WORK TO DO:
Go through the listing below and gather every line with the word "ylabel".

INFORMATION GIVEN:
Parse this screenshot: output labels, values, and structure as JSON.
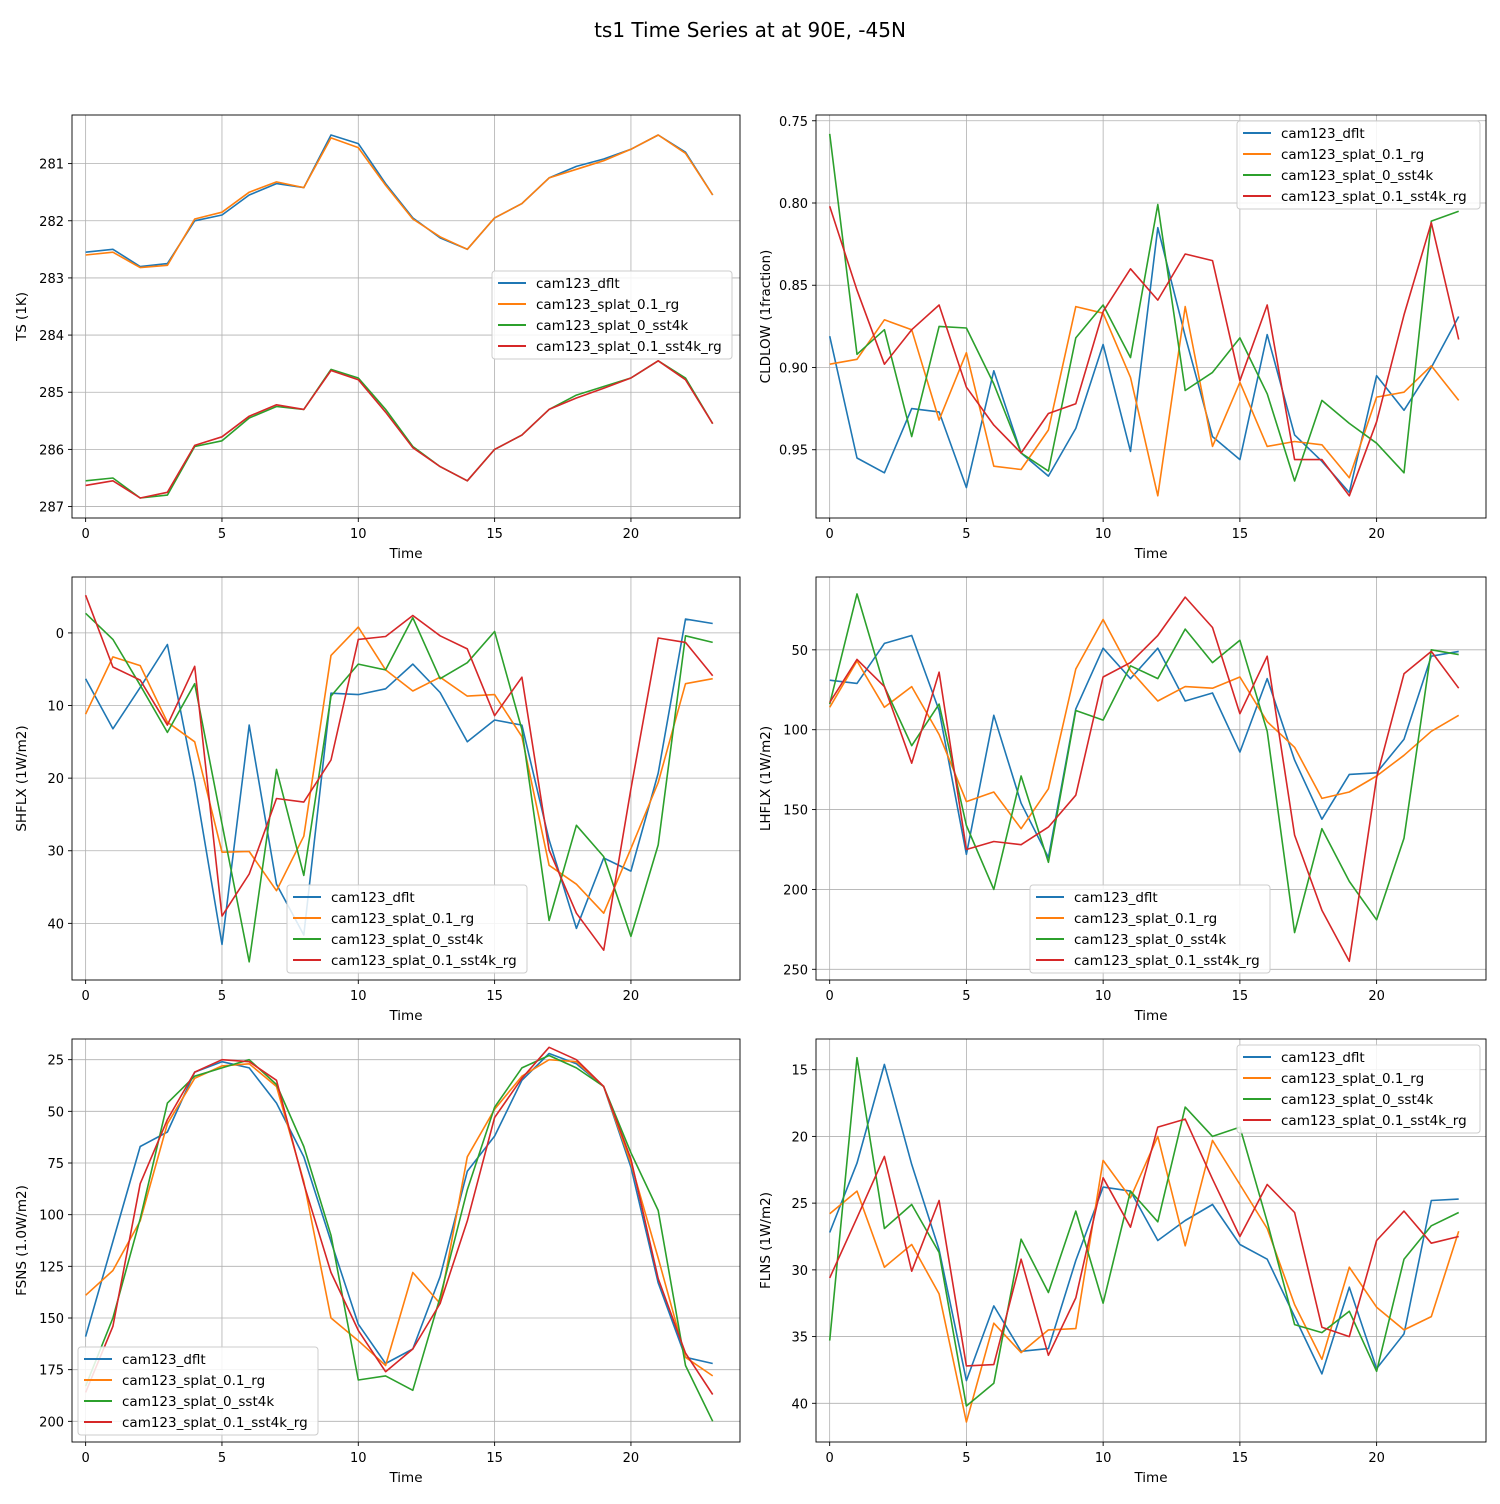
{
  "title": "ts1 Time Series at at 90E, -45N",
  "colors": {
    "cam123_dflt": "#1f77b4",
    "cam123_splat_0.1_rg": "#ff7f0e",
    "cam123_splat_0_sst4k": "#2ca02c",
    "cam123_splat_0.1_sst4k_rg": "#d62728"
  },
  "chart_data": [
    {
      "type": "line",
      "title": "",
      "xlabel": "Time",
      "ylabel": "TS (1K)",
      "x": [
        0,
        1,
        2,
        3,
        4,
        5,
        6,
        7,
        8,
        9,
        10,
        11,
        12,
        13,
        14,
        15,
        16,
        17,
        18,
        19,
        20,
        21,
        22,
        23
      ],
      "xlim": [
        -0.5,
        24.0
      ],
      "ylim": [
        287.2,
        280.15
      ],
      "y_inverted": true,
      "xticks": [
        0,
        5,
        10,
        15,
        20
      ],
      "yticks": [
        281,
        282,
        283,
        284,
        285,
        286,
        287
      ],
      "legend_position": "center-right",
      "series": [
        {
          "name": "cam123_dflt",
          "values": [
            282.55,
            282.5,
            282.8,
            282.75,
            282.0,
            281.9,
            281.55,
            281.35,
            281.42,
            280.5,
            280.65,
            281.35,
            281.95,
            282.3,
            282.5,
            281.95,
            281.7,
            281.25,
            281.05,
            280.92,
            280.75,
            280.5,
            280.8,
            281.55
          ]
        },
        {
          "name": "cam123_splat_0.1_rg",
          "values": [
            282.6,
            282.55,
            282.82,
            282.78,
            281.97,
            281.85,
            281.5,
            281.32,
            281.42,
            280.55,
            280.72,
            281.38,
            281.97,
            282.28,
            282.5,
            281.95,
            281.7,
            281.25,
            281.1,
            280.95,
            280.75,
            280.5,
            280.82,
            281.55
          ]
        },
        {
          "name": "cam123_splat_0_sst4k",
          "values": [
            286.55,
            286.5,
            286.85,
            286.8,
            285.95,
            285.85,
            285.45,
            285.25,
            285.3,
            284.6,
            284.75,
            285.3,
            285.95,
            286.3,
            286.55,
            286.0,
            285.75,
            285.3,
            285.05,
            284.9,
            284.75,
            284.45,
            284.75,
            285.55
          ]
        },
        {
          "name": "cam123_splat_0.1_sst4k_rg",
          "values": [
            286.63,
            286.55,
            286.85,
            286.75,
            285.93,
            285.78,
            285.42,
            285.22,
            285.3,
            284.62,
            284.78,
            285.35,
            285.97,
            286.3,
            286.55,
            286.0,
            285.75,
            285.3,
            285.1,
            284.93,
            284.75,
            284.45,
            284.78,
            285.55
          ]
        }
      ]
    },
    {
      "type": "line",
      "title": "",
      "xlabel": "Time",
      "ylabel": "CLDLOW (1fraction)",
      "x": [
        0,
        1,
        2,
        3,
        4,
        5,
        6,
        7,
        8,
        9,
        10,
        11,
        12,
        13,
        14,
        15,
        16,
        17,
        18,
        19,
        20,
        21,
        22,
        23
      ],
      "xlim": [
        -0.5,
        24.0
      ],
      "ylim": [
        0.9915,
        0.7465
      ],
      "y_inverted": true,
      "xticks": [
        0,
        5,
        10,
        15,
        20
      ],
      "yticks": [
        0.75,
        0.8,
        0.85,
        0.9,
        0.95
      ],
      "ytick_labels": [
        "0.75",
        "0.80",
        "0.85",
        "0.90",
        "0.95"
      ],
      "legend_position": "upper-right",
      "series": [
        {
          "name": "cam123_dflt",
          "values": [
            0.881,
            0.955,
            0.964,
            0.925,
            0.927,
            0.973,
            0.902,
            0.952,
            0.966,
            0.937,
            0.886,
            0.951,
            0.815,
            0.881,
            0.942,
            0.956,
            0.88,
            0.941,
            0.957,
            0.976,
            0.905,
            0.926,
            0.9,
            0.869
          ]
        },
        {
          "name": "cam123_splat_0.1_rg",
          "values": [
            0.898,
            0.895,
            0.871,
            0.877,
            0.932,
            0.891,
            0.96,
            0.962,
            0.938,
            0.863,
            0.867,
            0.906,
            0.978,
            0.863,
            0.948,
            0.909,
            0.948,
            0.945,
            0.947,
            0.967,
            0.918,
            0.915,
            0.899,
            0.92
          ]
        },
        {
          "name": "cam123_splat_0_sst4k",
          "values": [
            0.758,
            0.892,
            0.877,
            0.942,
            0.875,
            0.876,
            0.91,
            0.952,
            0.963,
            0.882,
            0.862,
            0.894,
            0.801,
            0.914,
            0.903,
            0.882,
            0.916,
            0.969,
            0.92,
            0.934,
            0.946,
            0.964,
            0.811,
            0.805
          ]
        },
        {
          "name": "cam123_splat_0.1_sst4k_rg",
          "values": [
            0.802,
            0.853,
            0.898,
            0.877,
            0.862,
            0.912,
            0.935,
            0.952,
            0.928,
            0.922,
            0.866,
            0.84,
            0.859,
            0.831,
            0.835,
            0.908,
            0.862,
            0.956,
            0.956,
            0.978,
            0.933,
            0.868,
            0.812,
            0.883
          ]
        }
      ]
    },
    {
      "type": "line",
      "title": "",
      "xlabel": "Time",
      "ylabel": "SHFLX (1W/m2)",
      "x": [
        0,
        1,
        2,
        3,
        4,
        5,
        6,
        7,
        8,
        9,
        10,
        11,
        12,
        13,
        14,
        15,
        16,
        17,
        18,
        19,
        20,
        21,
        22,
        23
      ],
      "xlim": [
        -0.5,
        24.0
      ],
      "ylim": [
        47.8,
        -7.7
      ],
      "y_inverted": true,
      "xticks": [
        0,
        5,
        10,
        15,
        20
      ],
      "yticks": [
        0,
        10,
        20,
        30,
        40
      ],
      "legend_position": "lower-center",
      "series": [
        {
          "name": "cam123_dflt",
          "values": [
            6.3,
            13.2,
            7.5,
            1.6,
            20.5,
            42.9,
            12.7,
            34.6,
            41.6,
            8.3,
            8.5,
            7.7,
            4.3,
            8.2,
            15.0,
            12.0,
            12.7,
            28.5,
            40.7,
            31.0,
            32.8,
            19.3,
            -1.9,
            -1.3
          ]
        },
        {
          "name": "cam123_splat_0.1_rg",
          "values": [
            11.2,
            3.3,
            4.5,
            12.3,
            15.0,
            30.2,
            30.1,
            35.5,
            28.0,
            3.1,
            -0.8,
            5.1,
            8.0,
            6.1,
            8.7,
            8.5,
            14.3,
            32.0,
            34.6,
            38.6,
            29.7,
            20.6,
            7.0,
            6.3
          ]
        },
        {
          "name": "cam123_splat_0_sst4k",
          "values": [
            -2.7,
            0.9,
            7.2,
            13.7,
            7.0,
            26.3,
            45.3,
            18.8,
            33.4,
            8.7,
            4.3,
            5.1,
            -2.1,
            6.3,
            4.1,
            -0.2,
            13.3,
            39.6,
            26.5,
            30.8,
            41.8,
            29.2,
            0.4,
            1.3
          ]
        },
        {
          "name": "cam123_splat_0.1_sst4k_rg",
          "values": [
            -5.2,
            4.7,
            6.5,
            12.7,
            4.6,
            39.0,
            33.2,
            22.8,
            23.3,
            17.5,
            0.9,
            0.5,
            -2.4,
            0.4,
            2.2,
            11.4,
            6.1,
            29.9,
            38.6,
            43.7,
            21.5,
            0.7,
            1.3,
            5.9
          ]
        }
      ]
    },
    {
      "type": "line",
      "title": "",
      "xlabel": "Time",
      "ylabel": "LHFLX (1W/m2)",
      "x": [
        0,
        1,
        2,
        3,
        4,
        5,
        6,
        7,
        8,
        9,
        10,
        11,
        12,
        13,
        14,
        15,
        16,
        17,
        18,
        19,
        20,
        21,
        22,
        23
      ],
      "xlim": [
        -0.5,
        24.0
      ],
      "ylim": [
        256.7,
        4.4
      ],
      "y_inverted": true,
      "xticks": [
        0,
        5,
        10,
        15,
        20
      ],
      "yticks": [
        50,
        100,
        150,
        200,
        250
      ],
      "legend_position": "lower-center",
      "series": [
        {
          "name": "cam123_dflt",
          "values": [
            69,
            71,
            46,
            41,
            88,
            178,
            91,
            146,
            180,
            87,
            49,
            68,
            49,
            82,
            77,
            114,
            68,
            119,
            156,
            128,
            127,
            106,
            54,
            51
          ]
        },
        {
          "name": "cam123_splat_0.1_rg",
          "values": [
            86,
            57,
            86,
            73,
            103,
            145,
            139,
            162,
            137,
            62,
            31,
            63,
            82,
            73,
            74,
            67,
            95,
            111,
            143,
            139,
            129,
            116,
            101,
            91
          ]
        },
        {
          "name": "cam123_splat_0_sst4k",
          "values": [
            84,
            15,
            73,
            110,
            84,
            160,
            200,
            129,
            183,
            88,
            94,
            60,
            68,
            37,
            58,
            44,
            101,
            227,
            162,
            195,
            219,
            168,
            50,
            53
          ]
        },
        {
          "name": "cam123_splat_0.1_sst4k_rg",
          "values": [
            83,
            56,
            73,
            121,
            64,
            175,
            170,
            172,
            161,
            141,
            67,
            58,
            41,
            17,
            36,
            90,
            54,
            166,
            213,
            245,
            130,
            65,
            51,
            74
          ]
        }
      ]
    },
    {
      "type": "line",
      "title": "",
      "xlabel": "Time",
      "ylabel": "FSNS (1.0W/m2)",
      "x": [
        0,
        1,
        2,
        3,
        4,
        5,
        6,
        7,
        8,
        9,
        10,
        11,
        12,
        13,
        14,
        15,
        16,
        17,
        18,
        19,
        20,
        21,
        22,
        23
      ],
      "xlim": [
        -0.5,
        24.0
      ],
      "ylim": [
        210.0,
        15.0
      ],
      "y_inverted": true,
      "xticks": [
        0,
        5,
        10,
        15,
        20
      ],
      "yticks": [
        25,
        50,
        75,
        100,
        125,
        150,
        175,
        200
      ],
      "legend_position": "lower-left",
      "series": [
        {
          "name": "cam123_dflt",
          "values": [
            159,
            113,
            67,
            60,
            31,
            26,
            29,
            46,
            72,
            113,
            153,
            172,
            165,
            130,
            79,
            62,
            35,
            22,
            27,
            38,
            77,
            133,
            169,
            172
          ]
        },
        {
          "name": "cam123_splat_0.1_rg",
          "values": [
            139,
            127,
            103,
            56,
            34,
            28,
            27,
            38,
            84,
            150,
            161,
            173,
            128,
            143,
            72,
            49,
            33,
            25,
            26,
            38,
            75,
            121,
            169,
            178
          ]
        },
        {
          "name": "cam123_splat_0_sst4k",
          "values": [
            183,
            150,
            102,
            46,
            33,
            29,
            25,
            37,
            67,
            110,
            180,
            178,
            185,
            140,
            88,
            48,
            29,
            23,
            29,
            38,
            70,
            98,
            173,
            200
          ]
        },
        {
          "name": "cam123_splat_0.1_sst4k_rg",
          "values": [
            186,
            154,
            85,
            54,
            31,
            25,
            26,
            35,
            85,
            128,
            156,
            176,
            165,
            143,
            103,
            53,
            34,
            19,
            25,
            38,
            73,
            131,
            167,
            187
          ]
        }
      ]
    },
    {
      "type": "line",
      "title": "",
      "xlabel": "Time",
      "ylabel": "FLNS (1W/m2)",
      "x": [
        0,
        1,
        2,
        3,
        4,
        5,
        6,
        7,
        8,
        9,
        10,
        11,
        12,
        13,
        14,
        15,
        16,
        17,
        18,
        19,
        20,
        21,
        22,
        23
      ],
      "xlim": [
        -0.5,
        24.0
      ],
      "ylim": [
        42.9,
        12.7
      ],
      "y_inverted": true,
      "xticks": [
        0,
        5,
        10,
        15,
        20
      ],
      "yticks": [
        15,
        20,
        25,
        30,
        35,
        40
      ],
      "legend_position": "upper-right",
      "series": [
        {
          "name": "cam123_dflt",
          "values": [
            27.2,
            22.0,
            14.6,
            22.1,
            28.5,
            38.3,
            32.7,
            36.1,
            35.9,
            29.3,
            23.8,
            24.1,
            27.8,
            26.3,
            25.1,
            28.1,
            29.2,
            33.5,
            37.8,
            31.3,
            37.4,
            34.8,
            24.8,
            24.7
          ]
        },
        {
          "name": "cam123_splat_0.1_rg",
          "values": [
            25.8,
            24.1,
            29.8,
            28.1,
            31.8,
            41.4,
            34.0,
            36.2,
            34.5,
            34.4,
            21.8,
            24.6,
            20.0,
            28.2,
            20.3,
            23.6,
            26.9,
            32.6,
            36.7,
            29.8,
            32.8,
            34.5,
            33.5,
            27.1
          ]
        },
        {
          "name": "cam123_splat_0_sst4k",
          "values": [
            35.3,
            14.1,
            26.9,
            25.1,
            28.7,
            40.2,
            38.5,
            27.7,
            31.7,
            25.6,
            32.5,
            24.1,
            26.4,
            17.8,
            20.0,
            19.3,
            26.4,
            34.1,
            34.7,
            33.1,
            37.6,
            29.2,
            26.7,
            25.7
          ]
        },
        {
          "name": "cam123_splat_0.1_sst4k_rg",
          "values": [
            30.6,
            26.1,
            21.5,
            30.1,
            24.8,
            37.2,
            37.1,
            29.2,
            36.4,
            32.1,
            23.1,
            26.8,
            19.3,
            18.7,
            23.2,
            27.5,
            23.6,
            25.7,
            34.3,
            35.0,
            27.8,
            25.6,
            28.0,
            27.5
          ]
        }
      ]
    }
  ]
}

OUTPUT:
      "ylabel": "TS (1K)",
      "ylabel": "CLDLOW (1fraction)",
      "ylabel": "SHFLX (1W/m2)",
      "ylabel": "LHFLX (1W/m2)",
      "ylabel": "FSNS (1.0W/m2)",
      "ylabel": "FLNS (1W/m2)",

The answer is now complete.